**Task to complete**:
Could you give the data below again, exactly and completely?

**Given information**:
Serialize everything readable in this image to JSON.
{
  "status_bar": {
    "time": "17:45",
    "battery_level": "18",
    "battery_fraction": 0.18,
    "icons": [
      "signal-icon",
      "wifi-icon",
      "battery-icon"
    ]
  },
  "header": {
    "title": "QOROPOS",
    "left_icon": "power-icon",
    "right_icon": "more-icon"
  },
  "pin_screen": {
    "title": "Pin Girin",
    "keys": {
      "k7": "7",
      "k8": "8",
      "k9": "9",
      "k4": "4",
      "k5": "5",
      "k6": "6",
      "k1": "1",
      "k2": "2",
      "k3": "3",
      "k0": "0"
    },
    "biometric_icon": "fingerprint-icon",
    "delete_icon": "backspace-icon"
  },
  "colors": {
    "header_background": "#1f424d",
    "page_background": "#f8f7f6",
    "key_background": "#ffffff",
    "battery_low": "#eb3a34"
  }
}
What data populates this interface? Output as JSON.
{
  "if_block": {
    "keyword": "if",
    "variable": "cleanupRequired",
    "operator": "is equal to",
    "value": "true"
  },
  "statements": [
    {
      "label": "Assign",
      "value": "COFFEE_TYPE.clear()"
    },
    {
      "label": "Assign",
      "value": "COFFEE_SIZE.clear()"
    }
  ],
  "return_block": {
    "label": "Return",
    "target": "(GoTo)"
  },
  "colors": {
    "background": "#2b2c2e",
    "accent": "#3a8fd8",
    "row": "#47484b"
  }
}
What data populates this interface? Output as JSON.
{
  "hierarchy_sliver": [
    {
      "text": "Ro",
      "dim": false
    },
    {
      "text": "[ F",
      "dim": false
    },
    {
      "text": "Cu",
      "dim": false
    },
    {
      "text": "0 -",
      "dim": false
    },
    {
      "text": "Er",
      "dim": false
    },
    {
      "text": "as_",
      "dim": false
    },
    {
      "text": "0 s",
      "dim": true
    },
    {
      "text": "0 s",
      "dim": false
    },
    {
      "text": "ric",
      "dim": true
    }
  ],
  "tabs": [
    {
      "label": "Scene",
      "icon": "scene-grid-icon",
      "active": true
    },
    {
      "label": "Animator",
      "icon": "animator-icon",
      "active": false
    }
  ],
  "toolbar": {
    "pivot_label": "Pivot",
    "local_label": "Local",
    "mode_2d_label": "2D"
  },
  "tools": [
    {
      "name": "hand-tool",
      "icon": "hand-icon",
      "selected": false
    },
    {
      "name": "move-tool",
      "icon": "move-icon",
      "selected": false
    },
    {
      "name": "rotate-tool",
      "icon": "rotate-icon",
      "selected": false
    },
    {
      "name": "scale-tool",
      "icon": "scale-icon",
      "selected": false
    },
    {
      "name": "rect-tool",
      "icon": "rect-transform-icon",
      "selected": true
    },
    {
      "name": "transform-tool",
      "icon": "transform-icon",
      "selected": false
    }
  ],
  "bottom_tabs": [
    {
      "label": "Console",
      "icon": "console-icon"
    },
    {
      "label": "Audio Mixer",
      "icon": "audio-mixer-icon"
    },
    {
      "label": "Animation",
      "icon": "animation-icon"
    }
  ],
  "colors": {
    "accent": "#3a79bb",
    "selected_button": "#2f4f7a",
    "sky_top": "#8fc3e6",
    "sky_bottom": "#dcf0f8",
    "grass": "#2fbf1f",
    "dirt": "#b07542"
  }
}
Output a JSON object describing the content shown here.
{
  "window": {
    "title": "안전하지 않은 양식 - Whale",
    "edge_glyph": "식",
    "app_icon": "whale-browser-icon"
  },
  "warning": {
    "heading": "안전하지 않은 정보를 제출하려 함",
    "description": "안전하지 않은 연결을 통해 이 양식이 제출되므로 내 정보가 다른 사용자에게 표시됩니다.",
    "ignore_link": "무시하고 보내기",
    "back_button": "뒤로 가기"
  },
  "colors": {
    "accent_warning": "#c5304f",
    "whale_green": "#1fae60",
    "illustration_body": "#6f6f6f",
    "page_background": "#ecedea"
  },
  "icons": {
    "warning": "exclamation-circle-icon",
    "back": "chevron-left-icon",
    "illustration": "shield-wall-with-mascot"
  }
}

**Answer to the problem**:
Serialize everything readable in this image to JSON.
{
  "status_bar": {
    "time": "17:45",
    "battery_level": "18",
    "battery_fraction": 0.18,
    "icons": [
      "signal-icon",
      "wifi-icon",
      "battery-icon"
    ]
  },
  "header": {
    "title": "QOROPOS",
    "left_icon": "power-icon",
    "right_icon": "more-icon"
  },
  "pin_screen": {
    "title": "Pin Girin",
    "keys": {
      "k7": "7",
      "k8": "8",
      "k9": "9",
      "k4": "4",
      "k5": "5",
      "k6": "6",
      "k1": "1",
      "k2": "2",
      "k3": "3",
      "k0": "0"
    },
    "biometric_icon": "fingerprint-icon",
    "delete_icon": "backspace-icon"
  },
  "colors": {
    "header_background": "#1f424d",
    "page_background": "#f8f7f6",
    "key_background": "#ffffff",
    "battery_low": "#eb3a34"
  }
}
What data populates this interface? Output as JSON.
{
  "if_block": {
    "keyword": "if",
    "variable": "cleanupRequired",
    "operator": "is equal to",
    "value": "true"
  },
  "statements": [
    {
      "label": "Assign",
      "value": "COFFEE_TYPE.clear()"
    },
    {
      "label": "Assign",
      "value": "COFFEE_SIZE.clear()"
    }
  ],
  "return_block": {
    "label": "Return",
    "target": "(GoTo)"
  },
  "colors": {
    "background": "#2b2c2e",
    "accent": "#3a8fd8",
    "row": "#47484b"
  }
}
What data populates this interface? Output as JSON.
{
  "hierarchy_sliver": [
    {
      "text": "Ro",
      "dim": false
    },
    {
      "text": "[ F",
      "dim": false
    },
    {
      "text": "Cu",
      "dim": false
    },
    {
      "text": "0 -",
      "dim": false
    },
    {
      "text": "Er",
      "dim": false
    },
    {
      "text": "as_",
      "dim": false
    },
    {
      "text": "0 s",
      "dim": true
    },
    {
      "text": "0 s",
      "dim": false
    },
    {
      "text": "ric",
      "dim": true
    }
  ],
  "tabs": [
    {
      "label": "Scene",
      "icon": "scene-grid-icon",
      "active": true
    },
    {
      "label": "Animator",
      "icon": "animator-icon",
      "active": false
    }
  ],
  "toolbar": {
    "pivot_label": "Pivot",
    "local_label": "Local",
    "mode_2d_label": "2D"
  },
  "tools": [
    {
      "name": "hand-tool",
      "icon": "hand-icon",
      "selected": false
    },
    {
      "name": "move-tool",
      "icon": "move-icon",
      "selected": false
    },
    {
      "name": "rotate-tool",
      "icon": "rotate-icon",
      "selected": false
    },
    {
      "name": "scale-tool",
      "icon": "scale-icon",
      "selected": false
    },
    {
      "name": "rect-tool",
      "icon": "rect-transform-icon",
      "selected": true
    },
    {
      "name": "transform-tool",
      "icon": "transform-icon",
      "selected": false
    }
  ],
  "bottom_tabs": [
    {
      "label": "Console",
      "icon": "console-icon"
    },
    {
      "label": "Audio Mixer",
      "icon": "audio-mixer-icon"
    },
    {
      "label": "Animation",
      "icon": "animation-icon"
    }
  ],
  "colors": {
    "accent": "#3a79bb",
    "selected_button": "#2f4f7a",
    "sky_top": "#8fc3e6",
    "sky_bottom": "#dcf0f8",
    "grass": "#2fbf1f",
    "dirt": "#b07542"
  }
}
Output a JSON object describing the content shown here.
{
  "window": {
    "title": "안전하지 않은 양식 - Whale",
    "edge_glyph": "식",
    "app_icon": "whale-browser-icon"
  },
  "warning": {
    "heading": "안전하지 않은 정보를 제출하려 함",
    "description": "안전하지 않은 연결을 통해 이 양식이 제출되므로 내 정보가 다른 사용자에게 표시됩니다.",
    "ignore_link": "무시하고 보내기",
    "back_button": "뒤로 가기"
  },
  "colors": {
    "accent_warning": "#c5304f",
    "whale_green": "#1fae60",
    "illustration_body": "#6f6f6f",
    "page_background": "#ecedea"
  },
  "icons": {
    "warning": "exclamation-circle-icon",
    "back": "chevron-left-icon",
    "illustration": "shield-wall-with-mascot"
  }
}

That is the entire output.